■ **WORK TO BE COMPLETED**: Go through the listing and write out all of it exactly.

(Figure data in JSON)
◆ ◆ ◆ ◆ ◆ ◆ ◆

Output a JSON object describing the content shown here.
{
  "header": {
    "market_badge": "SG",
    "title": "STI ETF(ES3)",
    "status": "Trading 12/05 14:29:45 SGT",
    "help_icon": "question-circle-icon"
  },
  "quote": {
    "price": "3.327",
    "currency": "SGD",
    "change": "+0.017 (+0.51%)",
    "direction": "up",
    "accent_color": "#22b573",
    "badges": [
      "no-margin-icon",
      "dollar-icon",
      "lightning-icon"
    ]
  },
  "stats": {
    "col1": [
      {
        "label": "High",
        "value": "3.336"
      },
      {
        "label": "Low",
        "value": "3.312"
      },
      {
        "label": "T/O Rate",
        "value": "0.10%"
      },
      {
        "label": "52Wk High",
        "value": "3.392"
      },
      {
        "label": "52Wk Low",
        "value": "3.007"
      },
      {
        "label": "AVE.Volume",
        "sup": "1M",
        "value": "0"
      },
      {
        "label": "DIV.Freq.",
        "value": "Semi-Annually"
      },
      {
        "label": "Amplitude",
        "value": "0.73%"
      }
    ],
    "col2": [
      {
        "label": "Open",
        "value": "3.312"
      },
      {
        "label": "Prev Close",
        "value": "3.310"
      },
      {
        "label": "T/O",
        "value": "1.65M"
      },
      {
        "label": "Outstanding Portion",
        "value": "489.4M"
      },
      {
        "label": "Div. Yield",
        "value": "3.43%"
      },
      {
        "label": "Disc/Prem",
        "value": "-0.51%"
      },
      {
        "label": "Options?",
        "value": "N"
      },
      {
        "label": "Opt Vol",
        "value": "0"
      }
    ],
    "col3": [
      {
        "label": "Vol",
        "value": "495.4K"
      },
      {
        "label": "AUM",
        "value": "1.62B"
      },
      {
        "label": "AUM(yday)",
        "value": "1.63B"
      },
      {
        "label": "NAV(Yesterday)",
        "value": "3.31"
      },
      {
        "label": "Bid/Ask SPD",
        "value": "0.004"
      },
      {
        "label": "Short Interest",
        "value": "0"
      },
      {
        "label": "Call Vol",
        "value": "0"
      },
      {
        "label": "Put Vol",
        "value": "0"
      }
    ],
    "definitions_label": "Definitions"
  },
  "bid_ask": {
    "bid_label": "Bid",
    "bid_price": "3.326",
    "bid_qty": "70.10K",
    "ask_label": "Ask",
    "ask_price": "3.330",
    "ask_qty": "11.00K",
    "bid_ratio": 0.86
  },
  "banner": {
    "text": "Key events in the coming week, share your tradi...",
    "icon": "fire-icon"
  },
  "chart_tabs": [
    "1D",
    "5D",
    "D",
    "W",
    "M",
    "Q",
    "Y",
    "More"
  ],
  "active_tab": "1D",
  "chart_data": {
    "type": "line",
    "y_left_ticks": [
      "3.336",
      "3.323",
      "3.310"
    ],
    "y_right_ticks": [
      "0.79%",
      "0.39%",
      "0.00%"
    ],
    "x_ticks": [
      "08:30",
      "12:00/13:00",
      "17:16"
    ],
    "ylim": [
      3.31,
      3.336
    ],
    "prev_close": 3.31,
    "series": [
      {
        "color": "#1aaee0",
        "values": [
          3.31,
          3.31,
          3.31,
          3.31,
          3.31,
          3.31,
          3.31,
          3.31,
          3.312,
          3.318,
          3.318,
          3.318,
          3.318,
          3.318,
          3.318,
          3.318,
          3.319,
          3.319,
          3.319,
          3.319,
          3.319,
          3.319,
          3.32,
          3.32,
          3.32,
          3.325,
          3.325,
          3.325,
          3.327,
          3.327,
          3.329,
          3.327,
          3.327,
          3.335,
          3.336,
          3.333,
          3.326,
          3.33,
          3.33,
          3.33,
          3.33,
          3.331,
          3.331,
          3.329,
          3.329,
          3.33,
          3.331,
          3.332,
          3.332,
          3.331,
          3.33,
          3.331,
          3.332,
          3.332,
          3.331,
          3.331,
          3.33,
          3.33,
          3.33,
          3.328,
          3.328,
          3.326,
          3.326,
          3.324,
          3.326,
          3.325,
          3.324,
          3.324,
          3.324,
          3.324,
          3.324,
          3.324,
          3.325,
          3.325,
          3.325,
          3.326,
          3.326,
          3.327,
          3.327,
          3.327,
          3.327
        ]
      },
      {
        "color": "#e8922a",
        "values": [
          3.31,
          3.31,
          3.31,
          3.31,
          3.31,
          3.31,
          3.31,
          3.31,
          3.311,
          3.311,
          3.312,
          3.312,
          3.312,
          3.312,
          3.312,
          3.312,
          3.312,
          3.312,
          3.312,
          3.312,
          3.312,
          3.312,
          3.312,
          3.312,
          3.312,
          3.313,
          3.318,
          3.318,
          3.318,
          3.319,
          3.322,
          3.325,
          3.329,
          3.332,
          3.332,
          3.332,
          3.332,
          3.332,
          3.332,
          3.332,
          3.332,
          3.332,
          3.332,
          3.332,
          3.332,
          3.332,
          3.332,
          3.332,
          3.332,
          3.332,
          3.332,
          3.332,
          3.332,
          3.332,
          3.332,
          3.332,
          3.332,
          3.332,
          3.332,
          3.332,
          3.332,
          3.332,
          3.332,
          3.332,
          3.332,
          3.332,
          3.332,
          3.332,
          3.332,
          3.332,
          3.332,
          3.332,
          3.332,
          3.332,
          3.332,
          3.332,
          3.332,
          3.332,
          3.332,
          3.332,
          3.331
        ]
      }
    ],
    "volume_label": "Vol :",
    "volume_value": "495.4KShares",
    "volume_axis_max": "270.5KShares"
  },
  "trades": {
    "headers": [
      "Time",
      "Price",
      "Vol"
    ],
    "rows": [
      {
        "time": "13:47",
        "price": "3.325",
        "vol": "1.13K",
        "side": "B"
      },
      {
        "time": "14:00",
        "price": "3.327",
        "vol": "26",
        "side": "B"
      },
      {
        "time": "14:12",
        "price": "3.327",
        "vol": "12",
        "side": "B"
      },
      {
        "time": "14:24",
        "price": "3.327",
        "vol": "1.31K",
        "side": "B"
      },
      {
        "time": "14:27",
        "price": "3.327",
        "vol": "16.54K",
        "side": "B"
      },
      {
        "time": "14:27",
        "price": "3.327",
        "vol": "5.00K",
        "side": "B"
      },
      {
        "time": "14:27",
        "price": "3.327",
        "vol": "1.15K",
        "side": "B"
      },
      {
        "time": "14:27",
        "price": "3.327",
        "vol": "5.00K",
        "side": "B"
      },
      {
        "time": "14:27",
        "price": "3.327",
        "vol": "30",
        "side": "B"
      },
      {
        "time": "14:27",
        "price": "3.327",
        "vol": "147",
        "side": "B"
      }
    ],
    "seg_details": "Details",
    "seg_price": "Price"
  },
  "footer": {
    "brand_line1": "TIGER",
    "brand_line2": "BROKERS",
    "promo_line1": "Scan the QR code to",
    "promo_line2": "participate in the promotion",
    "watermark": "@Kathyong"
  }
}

◆ ◆ ◆ ◆ ◆ ◆ ◆

■ **WRITTEN REPLY**:
Output a JSON object describing the content shown here.
{
  "header": {
    "market_badge": "SG",
    "title": "STI ETF(ES3)",
    "status": "Trading 12/05 14:29:45 SGT",
    "help_icon": "question-circle-icon"
  },
  "quote": {
    "price": "3.327",
    "currency": "SGD",
    "change": "+0.017 (+0.51%)",
    "direction": "up",
    "accent_color": "#22b573",
    "badges": [
      "no-margin-icon",
      "dollar-icon",
      "lightning-icon"
    ]
  },
  "stats": {
    "col1": [
      {
        "label": "High",
        "value": "3.336"
      },
      {
        "label": "Low",
        "value": "3.312"
      },
      {
        "label": "T/O Rate",
        "value": "0.10%"
      },
      {
        "label": "52Wk High",
        "value": "3.392"
      },
      {
        "label": "52Wk Low",
        "value": "3.007"
      },
      {
        "label": "AVE.Volume",
        "sup": "1M",
        "value": "0"
      },
      {
        "label": "DIV.Freq.",
        "value": "Semi-Annually"
      },
      {
        "label": "Amplitude",
        "value": "0.73%"
      }
    ],
    "col2": [
      {
        "label": "Open",
        "value": "3.312"
      },
      {
        "label": "Prev Close",
        "value": "3.310"
      },
      {
        "label": "T/O",
        "value": "1.65M"
      },
      {
        "label": "Outstanding Portion",
        "value": "489.4M"
      },
      {
        "label": "Div. Yield",
        "value": "3.43%"
      },
      {
        "label": "Disc/Prem",
        "value": "-0.51%"
      },
      {
        "label": "Options?",
        "value": "N"
      },
      {
        "label": "Opt Vol",
        "value": "0"
      }
    ],
    "col3": [
      {
        "label": "Vol",
        "value": "495.4K"
      },
      {
        "label": "AUM",
        "value": "1.62B"
      },
      {
        "label": "AUM(yday)",
        "value": "1.63B"
      },
      {
        "label": "NAV(Yesterday)",
        "value": "3.31"
      },
      {
        "label": "Bid/Ask SPD",
        "value": "0.004"
      },
      {
        "label": "Short Interest",
        "value": "0"
      },
      {
        "label": "Call Vol",
        "value": "0"
      },
      {
        "label": "Put Vol",
        "value": "0"
      }
    ],
    "definitions_label": "Definitions"
  },
  "bid_ask": {
    "bid_label": "Bid",
    "bid_price": "3.326",
    "bid_qty": "70.10K",
    "ask_label": "Ask",
    "ask_price": "3.330",
    "ask_qty": "11.00K",
    "bid_ratio": 0.86
  },
  "banner": {
    "text": "Key events in the coming week, share your tradi...",
    "icon": "fire-icon"
  },
  "chart_tabs": [
    "1D",
    "5D",
    "D",
    "W",
    "M",
    "Q",
    "Y",
    "More"
  ],
  "active_tab": "1D",
  "chart_data": {
    "type": "line",
    "y_left_ticks": [
      "3.336",
      "3.323",
      "3.310"
    ],
    "y_right_ticks": [
      "0.79%",
      "0.39%",
      "0.00%"
    ],
    "x_ticks": [
      "08:30",
      "12:00/13:00",
      "17:16"
    ],
    "ylim": [
      3.31,
      3.336
    ],
    "prev_close": 3.31,
    "series": [
      {
        "color": "#1aaee0",
        "values": [
          3.31,
          3.31,
          3.31,
          3.31,
          3.31,
          3.31,
          3.31,
          3.31,
          3.312,
          3.318,
          3.318,
          3.318,
          3.318,
          3.318,
          3.318,
          3.318,
          3.319,
          3.319,
          3.319,
          3.319,
          3.319,
          3.319,
          3.32,
          3.32,
          3.32,
          3.325,
          3.325,
          3.325,
          3.327,
          3.327,
          3.329,
          3.327,
          3.327,
          3.335,
          3.336,
          3.333,
          3.326,
          3.33,
          3.33,
          3.33,
          3.33,
          3.331,
          3.331,
          3.329,
          3.329,
          3.33,
          3.331,
          3.332,
          3.332,
          3.331,
          3.33,
          3.331,
          3.332,
          3.332,
          3.331,
          3.331,
          3.33,
          3.33,
          3.33,
          3.328,
          3.328,
          3.326,
          3.326,
          3.324,
          3.326,
          3.325,
          3.324,
          3.324,
          3.324,
          3.324,
          3.324,
          3.324,
          3.325,
          3.325,
          3.325,
          3.326,
          3.326,
          3.327,
          3.327,
          3.327,
          3.327
        ]
      },
      {
        "color": "#e8922a",
        "values": [
          3.31,
          3.31,
          3.31,
          3.31,
          3.31,
          3.31,
          3.31,
          3.31,
          3.311,
          3.311,
          3.312,
          3.312,
          3.312,
          3.312,
          3.312,
          3.312,
          3.312,
          3.312,
          3.312,
          3.312,
          3.312,
          3.312,
          3.312,
          3.312,
          3.312,
          3.313,
          3.318,
          3.318,
          3.318,
          3.319,
          3.322,
          3.325,
          3.329,
          3.332,
          3.332,
          3.332,
          3.332,
          3.332,
          3.332,
          3.332,
          3.332,
          3.332,
          3.332,
          3.332,
          3.332,
          3.332,
          3.332,
          3.332,
          3.332,
          3.332,
          3.332,
          3.332,
          3.332,
          3.332,
          3.332,
          3.332,
          3.332,
          3.332,
          3.332,
          3.332,
          3.332,
          3.332,
          3.332,
          3.332,
          3.332,
          3.332,
          3.332,
          3.332,
          3.332,
          3.332,
          3.332,
          3.332,
          3.332,
          3.332,
          3.332,
          3.332,
          3.332,
          3.332,
          3.332,
          3.332,
          3.331
        ]
      }
    ],
    "volume_label": "Vol :",
    "volume_value": "495.4KShares",
    "volume_axis_max": "270.5KShares"
  },
  "trades": {
    "headers": [
      "Time",
      "Price",
      "Vol"
    ],
    "rows": [
      {
        "time": "13:47",
        "price": "3.325",
        "vol": "1.13K",
        "side": "B"
      },
      {
        "time": "14:00",
        "price": "3.327",
        "vol": "26",
        "side": "B"
      },
      {
        "time": "14:12",
        "price": "3.327",
        "vol": "12",
        "side": "B"
      },
      {
        "time": "14:24",
        "price": "3.327",
        "vol": "1.31K",
        "side": "B"
      },
      {
        "time": "14:27",
        "price": "3.327",
        "vol": "16.54K",
        "side": "B"
      },
      {
        "time": "14:27",
        "price": "3.327",
        "vol": "5.00K",
        "side": "B"
      },
      {
        "time": "14:27",
        "price": "3.327",
        "vol": "1.15K",
        "side": "B"
      },
      {
        "time": "14:27",
        "price": "3.327",
        "vol": "5.00K",
        "side": "B"
      },
      {
        "time": "14:27",
        "price": "3.327",
        "vol": "30",
        "side": "B"
      },
      {
        "time": "14:27",
        "price": "3.327",
        "vol": "147",
        "side": "B"
      }
    ],
    "seg_details": "Details",
    "seg_price": "Price"
  },
  "footer": {
    "brand_line1": "TIGER",
    "brand_line2": "BROKERS",
    "promo_line1": "Scan the QR code to",
    "promo_line2": "participate in the promotion",
    "watermark": "@Kathyong"
  }
}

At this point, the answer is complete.